Task details ▸
Pick out each line containing the string "from".

Recorded data ▸
--
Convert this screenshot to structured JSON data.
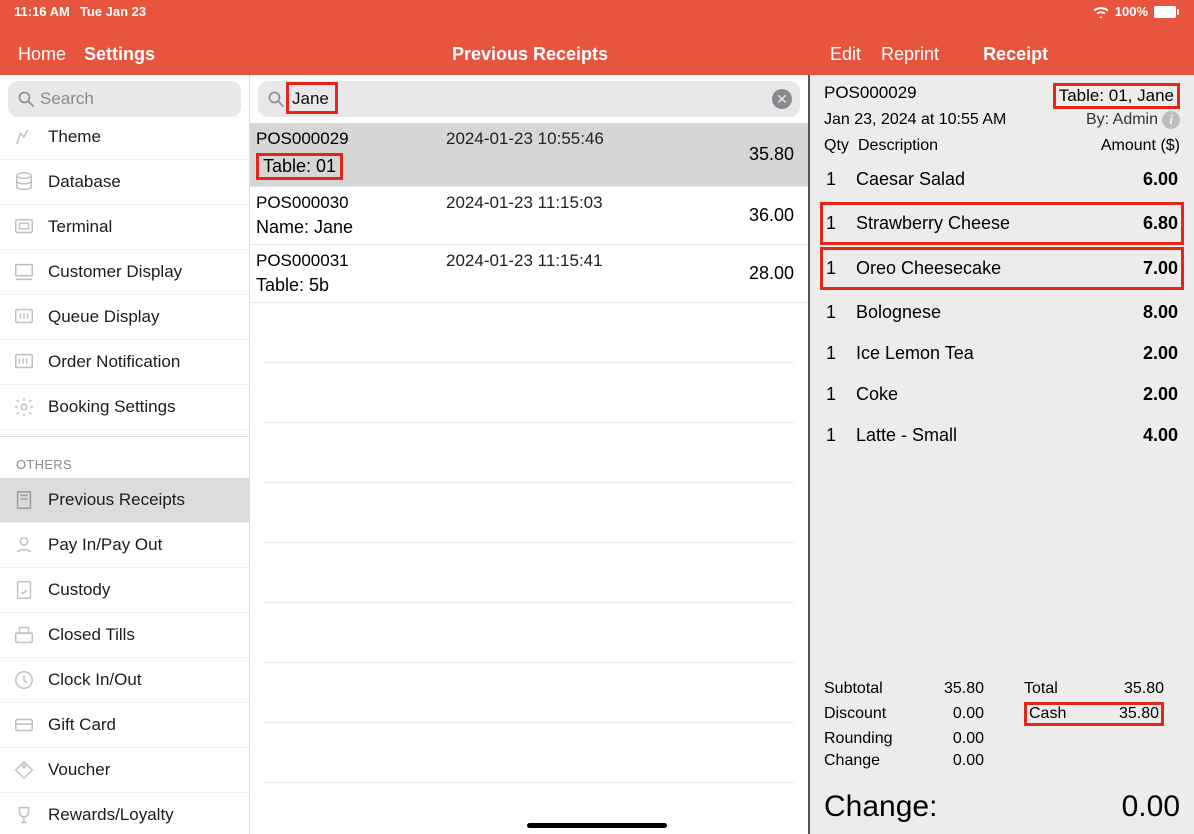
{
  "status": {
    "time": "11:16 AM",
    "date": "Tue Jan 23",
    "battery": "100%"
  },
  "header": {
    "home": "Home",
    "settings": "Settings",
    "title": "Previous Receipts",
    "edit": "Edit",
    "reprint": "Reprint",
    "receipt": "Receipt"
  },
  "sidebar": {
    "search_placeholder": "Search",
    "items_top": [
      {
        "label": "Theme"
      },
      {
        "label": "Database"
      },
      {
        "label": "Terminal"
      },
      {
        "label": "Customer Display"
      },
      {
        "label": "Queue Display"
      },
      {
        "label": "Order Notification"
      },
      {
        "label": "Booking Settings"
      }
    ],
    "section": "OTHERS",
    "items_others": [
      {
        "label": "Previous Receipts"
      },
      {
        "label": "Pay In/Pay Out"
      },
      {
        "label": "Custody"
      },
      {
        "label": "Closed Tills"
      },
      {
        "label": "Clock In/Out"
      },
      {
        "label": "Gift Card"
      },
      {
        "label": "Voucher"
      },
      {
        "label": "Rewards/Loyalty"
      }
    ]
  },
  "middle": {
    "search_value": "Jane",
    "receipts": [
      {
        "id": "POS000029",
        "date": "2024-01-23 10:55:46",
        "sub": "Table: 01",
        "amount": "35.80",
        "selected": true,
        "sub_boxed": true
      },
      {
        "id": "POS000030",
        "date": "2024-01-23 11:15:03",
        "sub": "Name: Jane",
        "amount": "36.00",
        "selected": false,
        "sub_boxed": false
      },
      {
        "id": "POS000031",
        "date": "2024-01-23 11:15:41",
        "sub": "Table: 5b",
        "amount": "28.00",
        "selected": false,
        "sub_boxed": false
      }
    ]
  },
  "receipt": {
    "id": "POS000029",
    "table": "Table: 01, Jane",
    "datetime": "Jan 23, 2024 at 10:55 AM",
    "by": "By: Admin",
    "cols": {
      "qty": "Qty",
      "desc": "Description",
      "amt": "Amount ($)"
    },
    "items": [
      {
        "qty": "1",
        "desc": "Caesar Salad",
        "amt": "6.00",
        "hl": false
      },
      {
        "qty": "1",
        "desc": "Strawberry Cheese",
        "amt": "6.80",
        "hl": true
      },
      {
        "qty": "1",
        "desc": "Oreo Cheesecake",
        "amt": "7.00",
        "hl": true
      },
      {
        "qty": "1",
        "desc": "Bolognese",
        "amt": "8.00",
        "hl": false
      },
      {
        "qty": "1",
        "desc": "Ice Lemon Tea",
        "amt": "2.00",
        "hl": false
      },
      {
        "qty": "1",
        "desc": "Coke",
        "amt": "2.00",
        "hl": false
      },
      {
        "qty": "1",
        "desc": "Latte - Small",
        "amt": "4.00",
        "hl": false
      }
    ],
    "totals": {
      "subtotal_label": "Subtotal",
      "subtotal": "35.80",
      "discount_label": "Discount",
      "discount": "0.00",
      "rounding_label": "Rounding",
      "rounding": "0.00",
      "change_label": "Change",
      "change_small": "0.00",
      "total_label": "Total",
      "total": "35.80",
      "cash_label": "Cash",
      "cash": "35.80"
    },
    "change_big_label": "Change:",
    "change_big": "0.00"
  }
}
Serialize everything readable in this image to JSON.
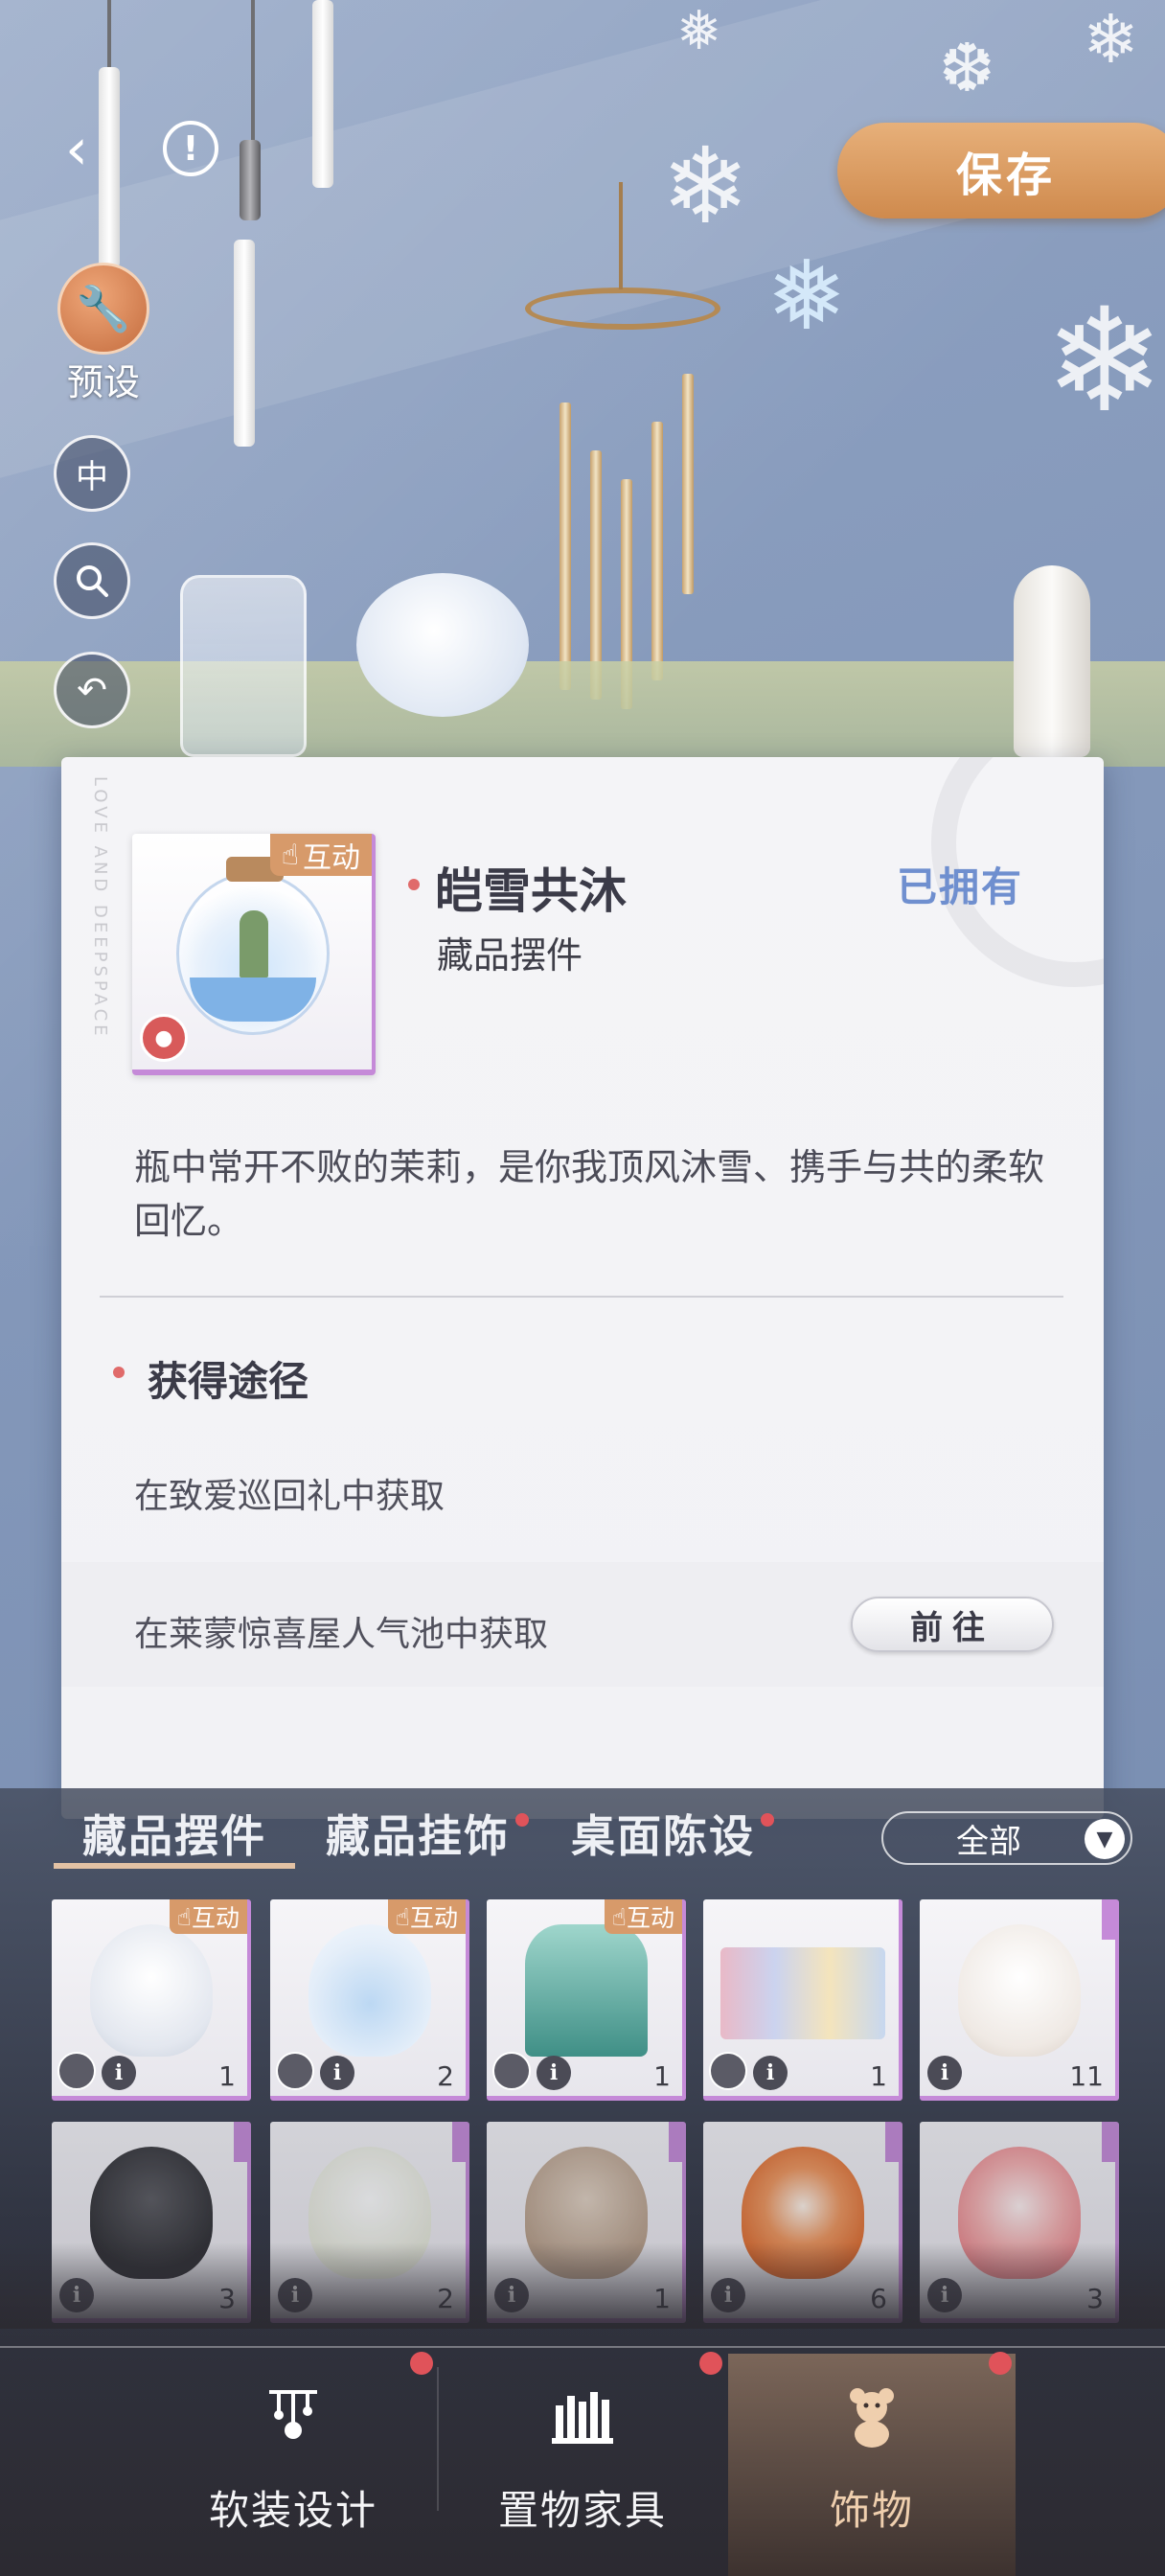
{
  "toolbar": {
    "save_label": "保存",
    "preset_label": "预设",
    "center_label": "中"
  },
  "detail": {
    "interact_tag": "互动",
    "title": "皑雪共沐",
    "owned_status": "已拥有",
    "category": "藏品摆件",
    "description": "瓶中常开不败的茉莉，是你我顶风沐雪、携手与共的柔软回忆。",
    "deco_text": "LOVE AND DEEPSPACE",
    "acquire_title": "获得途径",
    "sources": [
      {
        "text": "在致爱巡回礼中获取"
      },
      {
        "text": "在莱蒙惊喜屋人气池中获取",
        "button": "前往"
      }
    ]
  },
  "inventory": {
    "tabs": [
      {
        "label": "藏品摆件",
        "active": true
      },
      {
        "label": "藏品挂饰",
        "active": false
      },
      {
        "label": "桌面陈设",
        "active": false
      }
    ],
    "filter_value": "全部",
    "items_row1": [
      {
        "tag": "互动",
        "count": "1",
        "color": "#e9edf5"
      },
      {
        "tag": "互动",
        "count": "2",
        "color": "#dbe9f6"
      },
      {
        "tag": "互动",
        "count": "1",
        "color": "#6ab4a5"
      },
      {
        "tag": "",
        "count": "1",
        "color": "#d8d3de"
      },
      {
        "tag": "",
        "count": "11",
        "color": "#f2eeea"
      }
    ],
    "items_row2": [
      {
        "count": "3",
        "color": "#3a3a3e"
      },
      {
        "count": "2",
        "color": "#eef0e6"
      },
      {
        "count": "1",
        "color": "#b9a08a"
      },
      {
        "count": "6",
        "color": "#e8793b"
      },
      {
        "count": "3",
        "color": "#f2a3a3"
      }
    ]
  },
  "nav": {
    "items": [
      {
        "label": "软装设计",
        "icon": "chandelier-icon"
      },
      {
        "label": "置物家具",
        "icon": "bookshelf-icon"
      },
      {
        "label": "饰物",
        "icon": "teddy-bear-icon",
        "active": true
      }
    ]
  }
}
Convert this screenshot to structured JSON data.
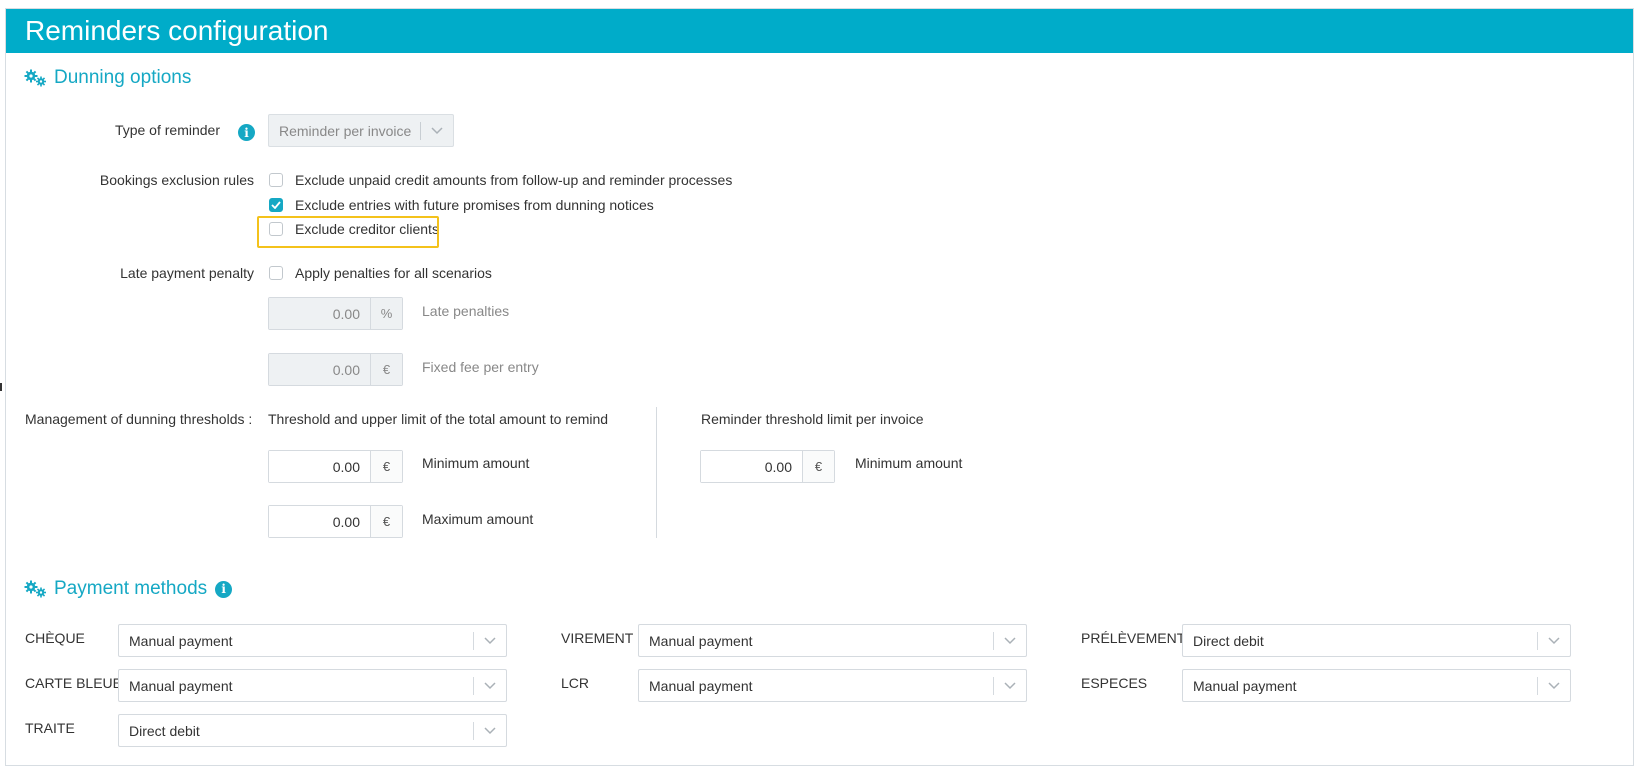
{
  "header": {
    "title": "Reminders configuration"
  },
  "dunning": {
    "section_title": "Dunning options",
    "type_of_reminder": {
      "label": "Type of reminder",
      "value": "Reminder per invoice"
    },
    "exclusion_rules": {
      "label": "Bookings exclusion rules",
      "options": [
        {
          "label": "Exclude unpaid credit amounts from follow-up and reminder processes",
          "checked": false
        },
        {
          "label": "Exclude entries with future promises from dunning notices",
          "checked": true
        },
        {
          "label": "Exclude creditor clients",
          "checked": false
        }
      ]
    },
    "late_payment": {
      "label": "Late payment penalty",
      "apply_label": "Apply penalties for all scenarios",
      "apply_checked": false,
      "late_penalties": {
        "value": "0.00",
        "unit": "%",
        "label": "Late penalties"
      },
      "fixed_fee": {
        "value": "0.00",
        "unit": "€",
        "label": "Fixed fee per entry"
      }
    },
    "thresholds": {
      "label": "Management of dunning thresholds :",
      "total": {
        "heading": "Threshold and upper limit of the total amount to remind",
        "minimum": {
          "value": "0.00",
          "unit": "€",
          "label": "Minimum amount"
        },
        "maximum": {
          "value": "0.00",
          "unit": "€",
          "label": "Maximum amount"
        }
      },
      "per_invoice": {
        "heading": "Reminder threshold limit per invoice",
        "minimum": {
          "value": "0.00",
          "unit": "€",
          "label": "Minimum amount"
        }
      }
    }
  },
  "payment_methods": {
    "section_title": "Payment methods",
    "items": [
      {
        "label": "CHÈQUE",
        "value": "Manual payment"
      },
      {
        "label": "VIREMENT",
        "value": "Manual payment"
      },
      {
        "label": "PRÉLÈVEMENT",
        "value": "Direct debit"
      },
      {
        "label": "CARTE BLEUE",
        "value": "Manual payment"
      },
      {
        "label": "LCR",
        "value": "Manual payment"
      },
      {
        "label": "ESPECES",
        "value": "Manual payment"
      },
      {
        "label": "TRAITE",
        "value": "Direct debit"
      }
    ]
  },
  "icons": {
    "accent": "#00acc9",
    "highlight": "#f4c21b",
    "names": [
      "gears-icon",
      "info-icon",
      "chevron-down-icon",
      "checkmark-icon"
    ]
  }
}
--
Exercise result ▸
          "label": "Exclude unpaid credit amounts from follow-up and reminder processes",
          "label": "Exclude entries with future promises from dunning notices",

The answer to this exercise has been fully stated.